GIVEN RECORDS start
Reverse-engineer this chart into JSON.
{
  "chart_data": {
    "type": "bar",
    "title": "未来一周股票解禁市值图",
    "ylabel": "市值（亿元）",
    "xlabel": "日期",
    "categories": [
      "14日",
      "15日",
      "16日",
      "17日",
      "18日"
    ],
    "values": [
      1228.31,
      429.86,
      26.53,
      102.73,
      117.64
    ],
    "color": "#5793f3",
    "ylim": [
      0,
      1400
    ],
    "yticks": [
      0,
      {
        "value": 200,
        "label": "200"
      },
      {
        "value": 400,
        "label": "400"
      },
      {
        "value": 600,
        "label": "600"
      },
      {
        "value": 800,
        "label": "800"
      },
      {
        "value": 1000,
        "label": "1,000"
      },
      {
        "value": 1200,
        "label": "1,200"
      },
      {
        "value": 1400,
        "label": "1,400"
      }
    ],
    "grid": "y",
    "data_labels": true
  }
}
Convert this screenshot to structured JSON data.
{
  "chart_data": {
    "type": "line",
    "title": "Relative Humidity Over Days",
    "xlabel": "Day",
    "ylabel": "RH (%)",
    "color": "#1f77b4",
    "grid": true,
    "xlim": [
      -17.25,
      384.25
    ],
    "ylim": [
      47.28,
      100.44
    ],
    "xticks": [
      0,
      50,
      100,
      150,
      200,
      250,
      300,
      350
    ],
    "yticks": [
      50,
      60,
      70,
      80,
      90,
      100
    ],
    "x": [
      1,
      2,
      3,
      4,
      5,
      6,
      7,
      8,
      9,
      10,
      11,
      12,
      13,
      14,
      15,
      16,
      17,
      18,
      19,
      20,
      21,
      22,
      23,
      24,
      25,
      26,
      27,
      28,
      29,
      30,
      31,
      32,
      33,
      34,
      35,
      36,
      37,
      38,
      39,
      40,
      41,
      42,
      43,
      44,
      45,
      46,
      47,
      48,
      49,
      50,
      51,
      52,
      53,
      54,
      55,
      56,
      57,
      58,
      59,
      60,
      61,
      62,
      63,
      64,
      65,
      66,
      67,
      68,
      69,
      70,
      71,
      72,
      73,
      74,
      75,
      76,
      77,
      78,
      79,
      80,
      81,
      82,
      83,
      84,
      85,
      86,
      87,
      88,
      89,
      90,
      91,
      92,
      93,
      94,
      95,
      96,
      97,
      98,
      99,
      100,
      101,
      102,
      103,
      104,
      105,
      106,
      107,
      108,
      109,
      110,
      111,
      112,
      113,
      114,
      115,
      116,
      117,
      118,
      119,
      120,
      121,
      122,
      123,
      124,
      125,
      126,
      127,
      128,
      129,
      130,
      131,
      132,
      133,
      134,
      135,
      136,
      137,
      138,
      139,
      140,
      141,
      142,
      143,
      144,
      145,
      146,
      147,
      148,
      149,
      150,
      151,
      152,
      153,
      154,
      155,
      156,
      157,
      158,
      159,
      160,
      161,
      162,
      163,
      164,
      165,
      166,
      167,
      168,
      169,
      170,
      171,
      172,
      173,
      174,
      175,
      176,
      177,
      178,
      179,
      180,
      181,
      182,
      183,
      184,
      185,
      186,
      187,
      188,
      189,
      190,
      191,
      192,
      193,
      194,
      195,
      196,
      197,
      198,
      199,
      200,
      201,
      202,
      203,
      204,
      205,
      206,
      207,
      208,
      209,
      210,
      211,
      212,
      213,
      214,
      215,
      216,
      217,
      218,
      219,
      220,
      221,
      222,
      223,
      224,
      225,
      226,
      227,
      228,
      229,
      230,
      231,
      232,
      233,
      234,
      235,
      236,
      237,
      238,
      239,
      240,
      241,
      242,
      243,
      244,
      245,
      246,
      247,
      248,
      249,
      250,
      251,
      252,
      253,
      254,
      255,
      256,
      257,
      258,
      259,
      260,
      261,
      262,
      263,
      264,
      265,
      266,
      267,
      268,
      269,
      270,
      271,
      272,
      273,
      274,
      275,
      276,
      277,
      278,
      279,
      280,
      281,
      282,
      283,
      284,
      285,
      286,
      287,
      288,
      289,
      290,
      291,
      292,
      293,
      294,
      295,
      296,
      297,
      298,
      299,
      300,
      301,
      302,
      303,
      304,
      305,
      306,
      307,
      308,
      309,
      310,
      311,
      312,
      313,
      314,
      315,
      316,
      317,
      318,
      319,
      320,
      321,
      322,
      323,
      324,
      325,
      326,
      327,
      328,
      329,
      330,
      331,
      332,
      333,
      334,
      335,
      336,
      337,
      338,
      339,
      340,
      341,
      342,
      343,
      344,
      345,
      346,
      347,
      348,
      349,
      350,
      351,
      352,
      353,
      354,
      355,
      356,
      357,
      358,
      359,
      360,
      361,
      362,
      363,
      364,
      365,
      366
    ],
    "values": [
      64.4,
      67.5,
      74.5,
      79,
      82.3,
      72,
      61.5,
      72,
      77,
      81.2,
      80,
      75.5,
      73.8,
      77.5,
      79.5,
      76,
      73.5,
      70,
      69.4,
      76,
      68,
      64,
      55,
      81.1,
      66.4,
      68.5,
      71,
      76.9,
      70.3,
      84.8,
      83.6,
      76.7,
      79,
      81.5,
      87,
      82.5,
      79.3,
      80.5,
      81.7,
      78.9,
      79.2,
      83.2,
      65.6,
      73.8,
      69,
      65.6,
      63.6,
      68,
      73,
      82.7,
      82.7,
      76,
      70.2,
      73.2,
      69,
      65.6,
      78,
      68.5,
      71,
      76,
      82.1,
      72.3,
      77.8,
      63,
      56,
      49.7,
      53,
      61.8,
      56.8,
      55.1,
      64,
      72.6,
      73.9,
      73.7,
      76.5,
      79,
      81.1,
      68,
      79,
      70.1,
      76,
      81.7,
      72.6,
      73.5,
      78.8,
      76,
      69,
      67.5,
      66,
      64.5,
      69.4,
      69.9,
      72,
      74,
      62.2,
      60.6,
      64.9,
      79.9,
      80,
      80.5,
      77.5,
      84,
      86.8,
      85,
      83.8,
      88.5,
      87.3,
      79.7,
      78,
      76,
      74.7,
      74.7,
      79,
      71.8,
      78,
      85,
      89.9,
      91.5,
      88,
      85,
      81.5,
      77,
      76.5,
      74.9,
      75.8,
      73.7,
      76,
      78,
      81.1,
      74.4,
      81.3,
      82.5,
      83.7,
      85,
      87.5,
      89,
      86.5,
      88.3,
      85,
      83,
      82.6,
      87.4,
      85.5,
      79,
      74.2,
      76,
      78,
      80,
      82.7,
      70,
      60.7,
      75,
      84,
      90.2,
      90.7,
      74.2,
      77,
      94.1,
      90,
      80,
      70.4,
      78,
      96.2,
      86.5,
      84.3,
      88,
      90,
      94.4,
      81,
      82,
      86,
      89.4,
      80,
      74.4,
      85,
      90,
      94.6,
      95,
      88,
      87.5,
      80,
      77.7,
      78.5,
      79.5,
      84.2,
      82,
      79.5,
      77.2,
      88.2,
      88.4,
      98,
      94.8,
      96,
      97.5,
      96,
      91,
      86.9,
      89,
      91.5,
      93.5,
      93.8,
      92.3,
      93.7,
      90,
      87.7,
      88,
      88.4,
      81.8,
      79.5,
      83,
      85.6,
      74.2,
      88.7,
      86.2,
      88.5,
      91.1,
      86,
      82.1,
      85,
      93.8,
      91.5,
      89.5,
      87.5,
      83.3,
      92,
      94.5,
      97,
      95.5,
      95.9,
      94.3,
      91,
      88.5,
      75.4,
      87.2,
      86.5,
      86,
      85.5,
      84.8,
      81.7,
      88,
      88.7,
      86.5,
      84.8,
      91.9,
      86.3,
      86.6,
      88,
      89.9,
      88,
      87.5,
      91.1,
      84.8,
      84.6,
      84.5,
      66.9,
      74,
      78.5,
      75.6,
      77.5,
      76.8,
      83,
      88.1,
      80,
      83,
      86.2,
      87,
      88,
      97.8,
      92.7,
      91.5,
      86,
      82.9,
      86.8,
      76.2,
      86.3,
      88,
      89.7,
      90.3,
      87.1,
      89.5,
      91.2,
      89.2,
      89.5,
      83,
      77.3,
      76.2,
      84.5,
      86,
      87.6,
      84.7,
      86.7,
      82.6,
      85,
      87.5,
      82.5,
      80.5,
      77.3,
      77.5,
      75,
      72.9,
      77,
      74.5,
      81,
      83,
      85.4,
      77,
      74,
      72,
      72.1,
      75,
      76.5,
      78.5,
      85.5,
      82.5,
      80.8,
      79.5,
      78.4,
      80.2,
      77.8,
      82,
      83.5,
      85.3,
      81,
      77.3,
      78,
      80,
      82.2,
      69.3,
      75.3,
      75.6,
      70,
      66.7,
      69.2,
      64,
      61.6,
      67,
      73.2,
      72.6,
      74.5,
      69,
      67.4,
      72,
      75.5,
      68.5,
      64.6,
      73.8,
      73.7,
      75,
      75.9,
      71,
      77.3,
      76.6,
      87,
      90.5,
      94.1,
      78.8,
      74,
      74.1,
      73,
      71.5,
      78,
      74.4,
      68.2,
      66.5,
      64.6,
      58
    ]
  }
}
GIVEN RECORDS end
» **EXERCISE PROMPT**:
Look over the listing. Pull out every line with the string "title" in it.

» **OUTPUT OF THE TASK**:
    "title": "未来一周股票解禁市值图",
    "title": "Relative Humidity Over Days",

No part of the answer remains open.